# RECORDS SHOWN:
+---+

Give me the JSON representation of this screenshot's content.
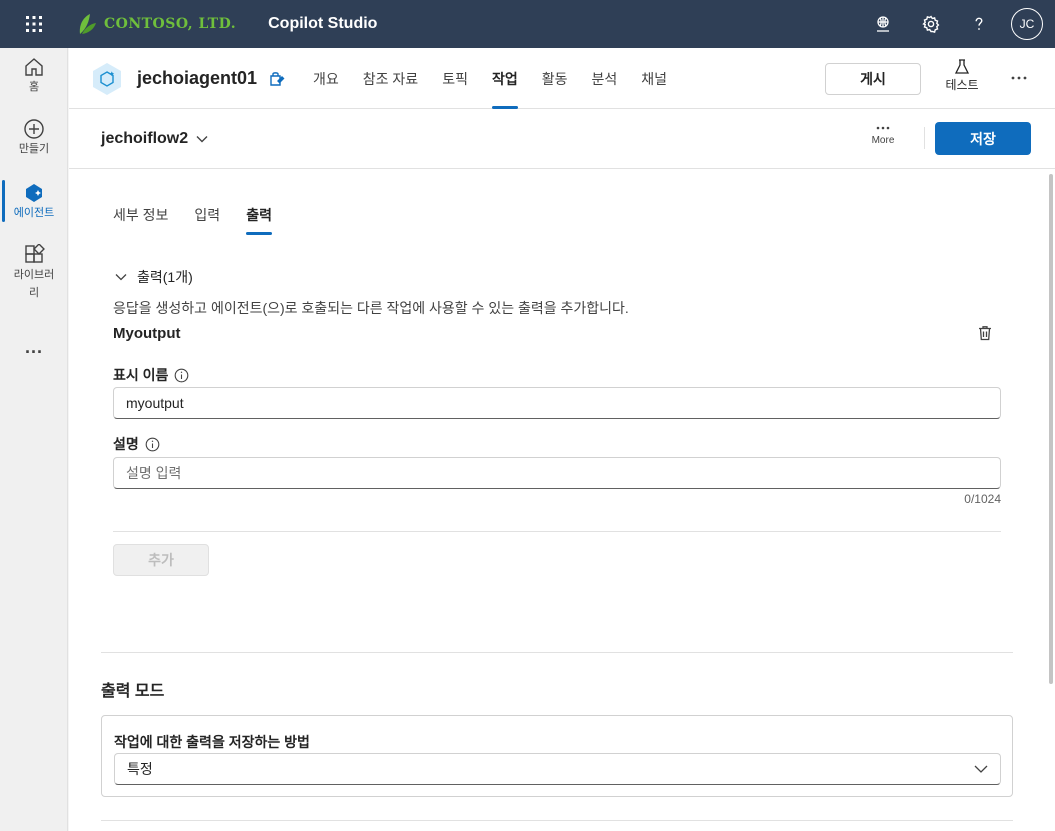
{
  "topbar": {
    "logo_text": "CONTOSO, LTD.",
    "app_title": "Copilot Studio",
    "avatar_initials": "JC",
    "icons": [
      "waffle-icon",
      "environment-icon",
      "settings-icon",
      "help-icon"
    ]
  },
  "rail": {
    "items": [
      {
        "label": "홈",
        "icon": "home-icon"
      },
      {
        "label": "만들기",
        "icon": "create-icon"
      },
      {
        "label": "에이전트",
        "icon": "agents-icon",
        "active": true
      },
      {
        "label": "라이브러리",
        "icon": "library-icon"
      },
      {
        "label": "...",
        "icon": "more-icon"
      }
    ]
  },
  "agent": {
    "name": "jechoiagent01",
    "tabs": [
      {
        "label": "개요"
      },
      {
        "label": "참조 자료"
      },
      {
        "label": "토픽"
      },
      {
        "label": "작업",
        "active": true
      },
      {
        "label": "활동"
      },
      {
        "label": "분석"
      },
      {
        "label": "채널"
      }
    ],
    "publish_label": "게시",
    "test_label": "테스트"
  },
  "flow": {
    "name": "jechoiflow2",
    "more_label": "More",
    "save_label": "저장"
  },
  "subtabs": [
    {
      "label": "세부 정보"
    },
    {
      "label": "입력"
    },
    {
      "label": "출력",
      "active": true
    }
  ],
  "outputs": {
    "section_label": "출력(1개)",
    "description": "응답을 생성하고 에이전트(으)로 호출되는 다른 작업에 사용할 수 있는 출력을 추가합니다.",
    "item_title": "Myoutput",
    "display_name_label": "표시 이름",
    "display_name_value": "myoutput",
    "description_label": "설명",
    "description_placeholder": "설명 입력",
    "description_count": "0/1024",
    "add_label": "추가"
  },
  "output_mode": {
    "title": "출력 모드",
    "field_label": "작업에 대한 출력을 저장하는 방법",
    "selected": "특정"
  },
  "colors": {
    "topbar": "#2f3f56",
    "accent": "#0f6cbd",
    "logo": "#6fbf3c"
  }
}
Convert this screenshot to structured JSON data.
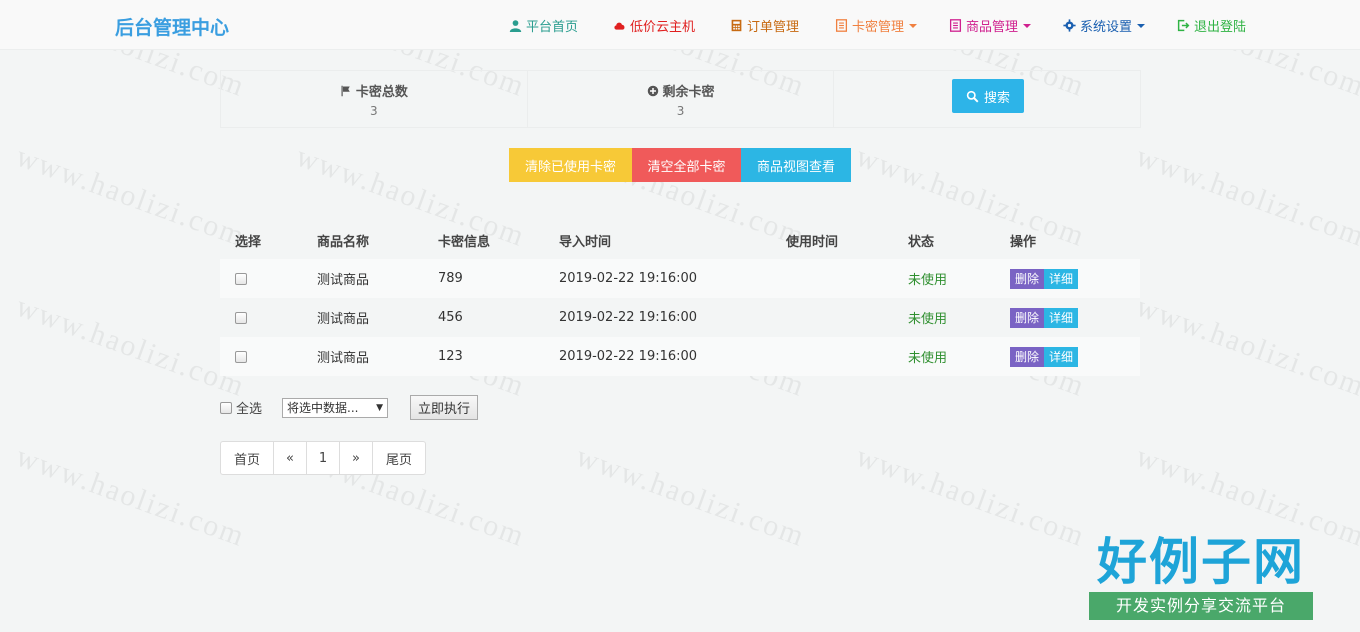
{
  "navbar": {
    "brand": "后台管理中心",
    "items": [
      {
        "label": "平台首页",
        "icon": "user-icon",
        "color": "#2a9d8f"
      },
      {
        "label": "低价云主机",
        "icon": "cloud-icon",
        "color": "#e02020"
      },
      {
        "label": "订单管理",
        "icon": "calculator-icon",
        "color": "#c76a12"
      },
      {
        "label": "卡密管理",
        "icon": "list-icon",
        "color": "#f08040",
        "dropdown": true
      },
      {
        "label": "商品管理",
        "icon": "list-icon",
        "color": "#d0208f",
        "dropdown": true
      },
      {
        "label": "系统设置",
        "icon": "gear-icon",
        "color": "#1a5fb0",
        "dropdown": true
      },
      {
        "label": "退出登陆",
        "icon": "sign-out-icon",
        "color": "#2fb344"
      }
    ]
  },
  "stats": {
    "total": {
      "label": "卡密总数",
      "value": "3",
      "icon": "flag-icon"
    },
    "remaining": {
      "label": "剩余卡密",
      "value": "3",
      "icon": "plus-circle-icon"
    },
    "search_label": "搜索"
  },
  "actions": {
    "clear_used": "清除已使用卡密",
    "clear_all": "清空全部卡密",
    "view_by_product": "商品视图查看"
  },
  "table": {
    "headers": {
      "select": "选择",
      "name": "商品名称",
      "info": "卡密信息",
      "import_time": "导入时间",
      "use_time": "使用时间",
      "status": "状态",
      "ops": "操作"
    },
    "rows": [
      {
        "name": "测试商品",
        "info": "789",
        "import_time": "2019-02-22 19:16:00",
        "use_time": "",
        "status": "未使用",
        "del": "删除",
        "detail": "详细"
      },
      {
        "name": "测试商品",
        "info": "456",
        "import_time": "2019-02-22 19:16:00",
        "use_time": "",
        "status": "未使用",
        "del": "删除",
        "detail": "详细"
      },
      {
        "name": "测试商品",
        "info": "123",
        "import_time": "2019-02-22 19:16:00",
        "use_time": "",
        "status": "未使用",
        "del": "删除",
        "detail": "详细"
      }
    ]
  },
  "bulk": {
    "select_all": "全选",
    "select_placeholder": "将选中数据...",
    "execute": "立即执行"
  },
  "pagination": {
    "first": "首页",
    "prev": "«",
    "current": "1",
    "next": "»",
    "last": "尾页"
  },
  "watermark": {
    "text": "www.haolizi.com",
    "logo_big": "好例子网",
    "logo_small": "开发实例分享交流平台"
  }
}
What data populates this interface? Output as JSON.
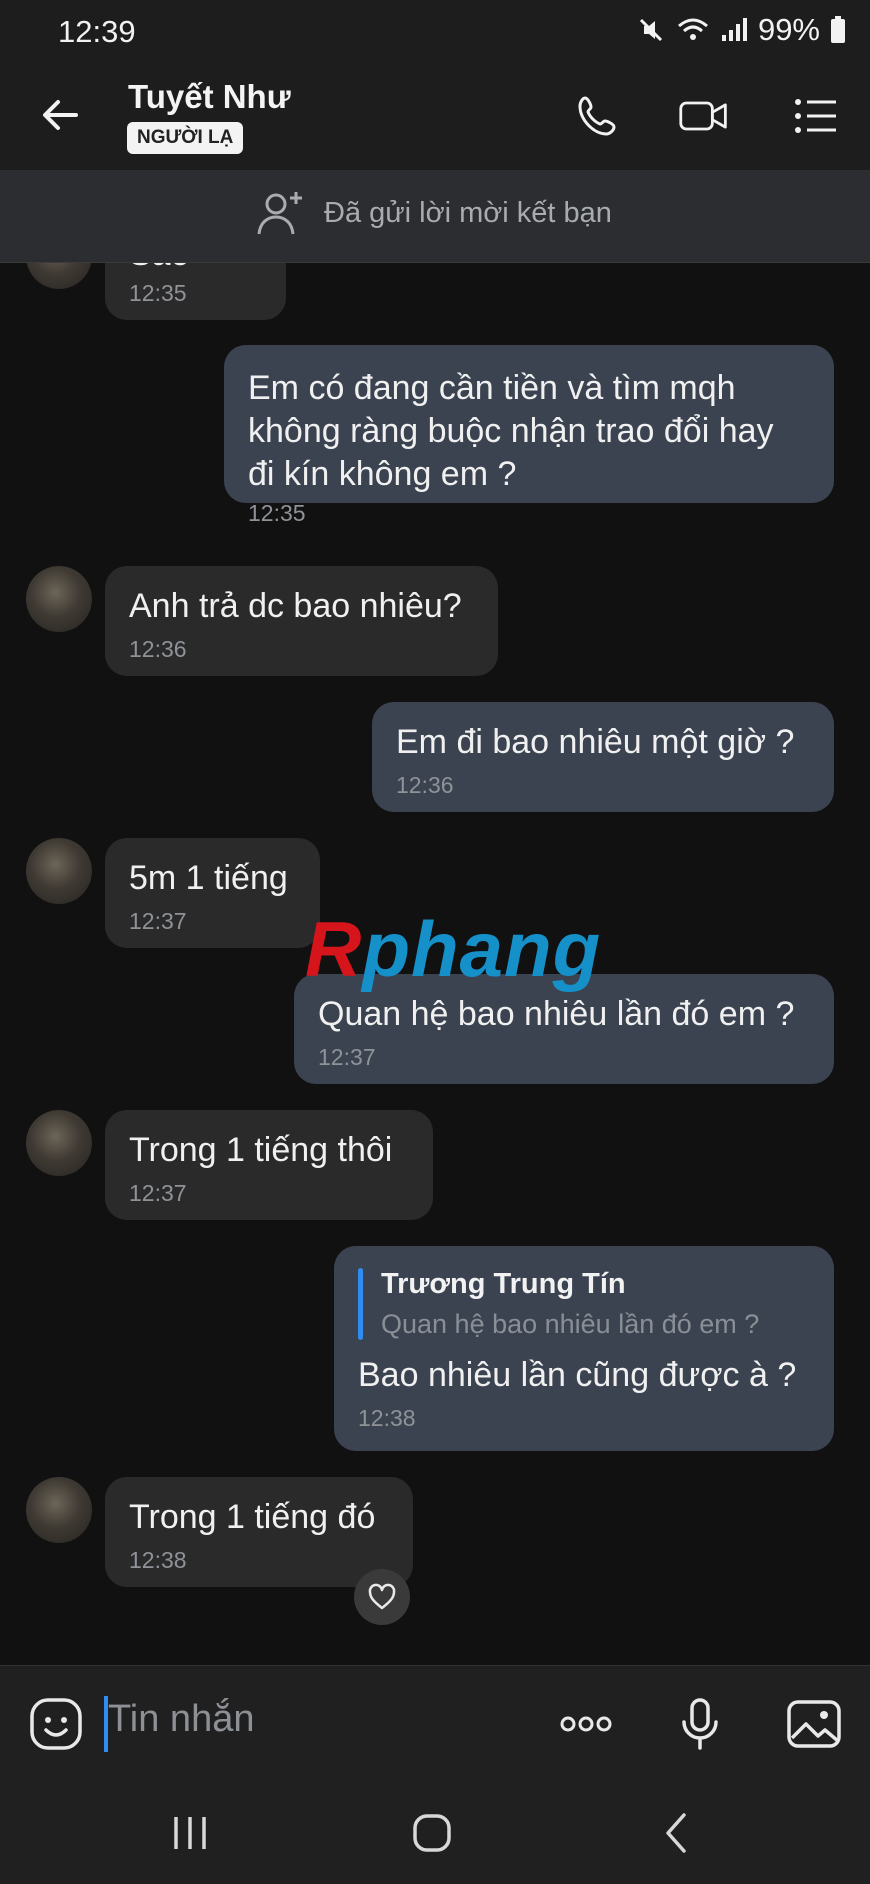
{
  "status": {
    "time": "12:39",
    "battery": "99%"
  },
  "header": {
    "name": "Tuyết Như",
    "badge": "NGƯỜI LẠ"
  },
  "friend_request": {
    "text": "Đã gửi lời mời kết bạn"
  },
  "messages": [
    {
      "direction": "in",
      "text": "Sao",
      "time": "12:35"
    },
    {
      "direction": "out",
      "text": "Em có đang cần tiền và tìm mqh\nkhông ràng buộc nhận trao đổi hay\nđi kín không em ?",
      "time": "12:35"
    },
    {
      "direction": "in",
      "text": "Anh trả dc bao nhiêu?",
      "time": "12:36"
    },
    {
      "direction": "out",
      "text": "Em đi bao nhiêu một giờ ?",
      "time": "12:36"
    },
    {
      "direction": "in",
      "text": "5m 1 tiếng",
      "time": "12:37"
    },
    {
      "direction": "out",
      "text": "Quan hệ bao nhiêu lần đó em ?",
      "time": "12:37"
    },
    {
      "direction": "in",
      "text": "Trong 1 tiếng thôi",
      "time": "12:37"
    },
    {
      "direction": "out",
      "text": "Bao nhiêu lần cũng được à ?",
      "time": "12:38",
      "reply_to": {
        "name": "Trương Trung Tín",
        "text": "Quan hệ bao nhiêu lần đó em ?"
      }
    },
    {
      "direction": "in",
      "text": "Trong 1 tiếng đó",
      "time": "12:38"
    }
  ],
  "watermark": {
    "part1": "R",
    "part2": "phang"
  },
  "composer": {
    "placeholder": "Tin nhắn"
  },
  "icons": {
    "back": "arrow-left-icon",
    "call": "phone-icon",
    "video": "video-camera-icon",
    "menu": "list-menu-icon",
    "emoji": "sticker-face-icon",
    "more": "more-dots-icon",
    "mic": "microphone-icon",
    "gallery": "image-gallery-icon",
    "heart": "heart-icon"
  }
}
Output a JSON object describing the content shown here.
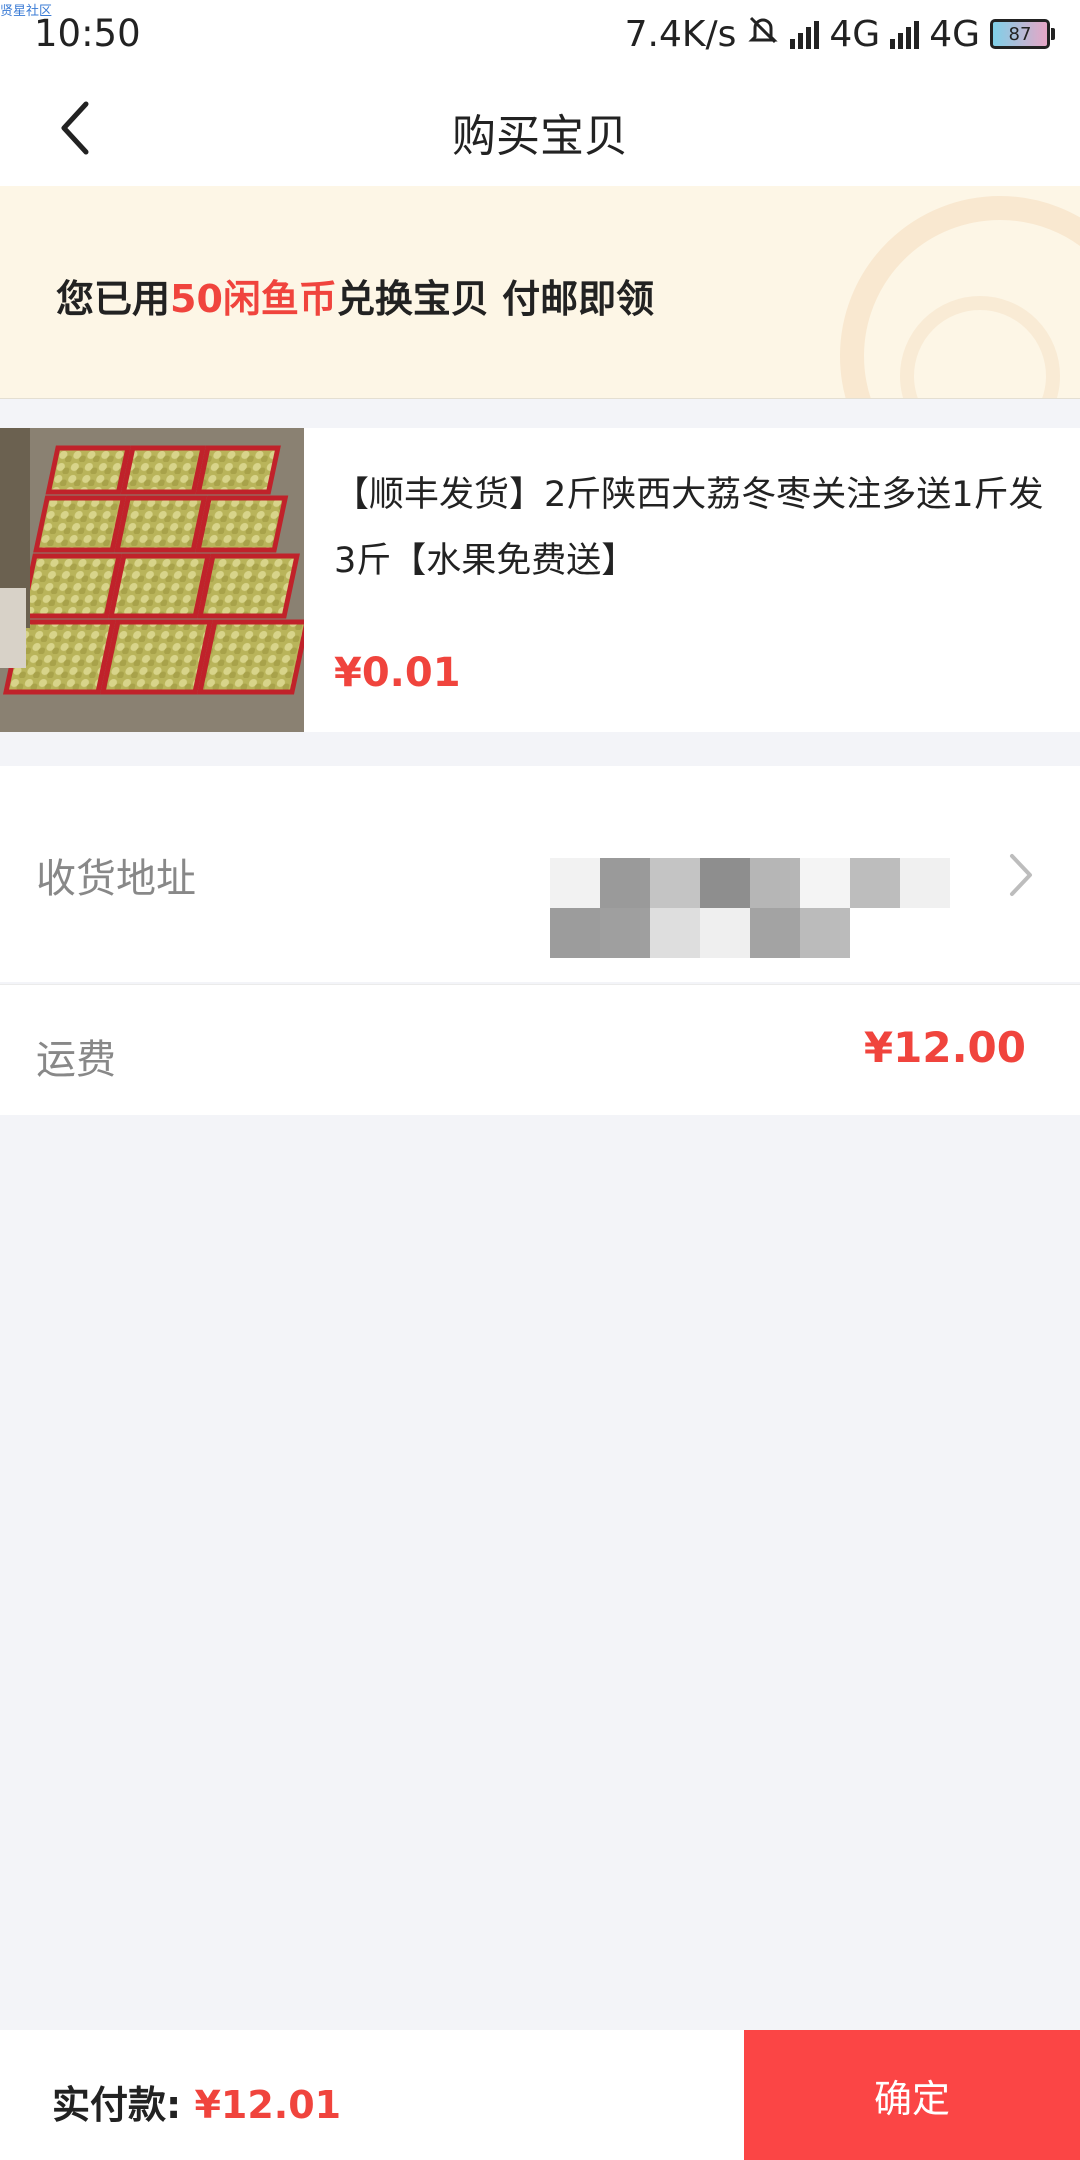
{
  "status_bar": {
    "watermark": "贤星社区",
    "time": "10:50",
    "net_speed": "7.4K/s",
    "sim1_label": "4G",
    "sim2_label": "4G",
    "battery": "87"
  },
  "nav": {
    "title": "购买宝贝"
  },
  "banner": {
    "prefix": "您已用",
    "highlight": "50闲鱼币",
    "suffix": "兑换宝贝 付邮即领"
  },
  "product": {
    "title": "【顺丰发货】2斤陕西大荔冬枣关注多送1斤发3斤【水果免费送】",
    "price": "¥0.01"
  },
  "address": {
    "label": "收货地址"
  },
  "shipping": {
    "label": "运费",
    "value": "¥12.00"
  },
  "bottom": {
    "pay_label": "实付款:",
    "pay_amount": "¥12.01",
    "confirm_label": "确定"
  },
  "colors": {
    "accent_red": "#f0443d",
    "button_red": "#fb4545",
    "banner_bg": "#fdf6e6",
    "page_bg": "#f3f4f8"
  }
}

+---+

# GIVEN TASK:
Retype the lines exactly as they appear, beginning with the line that contains "Output a JSON" and ending with the final line of the entries, and omit the pictures.

# THE RESPONSE:
Output a JSON object describing the content shown here.
{
  "status_bar": {
    "watermark": "贤星社区",
    "time": "10:50",
    "net_speed": "7.4K/s",
    "sim1_label": "4G",
    "sim2_label": "4G",
    "battery": "87"
  },
  "nav": {
    "title": "购买宝贝"
  },
  "banner": {
    "prefix": "您已用",
    "highlight": "50闲鱼币",
    "suffix": "兑换宝贝 付邮即领"
  },
  "product": {
    "title": "【顺丰发货】2斤陕西大荔冬枣关注多送1斤发3斤【水果免费送】",
    "price": "¥0.01"
  },
  "address": {
    "label": "收货地址"
  },
  "shipping": {
    "label": "运费",
    "value": "¥12.00"
  },
  "bottom": {
    "pay_label": "实付款:",
    "pay_amount": "¥12.01",
    "confirm_label": "确定"
  },
  "colors": {
    "accent_red": "#f0443d",
    "button_red": "#fb4545",
    "banner_bg": "#fdf6e6",
    "page_bg": "#f3f4f8"
  }
}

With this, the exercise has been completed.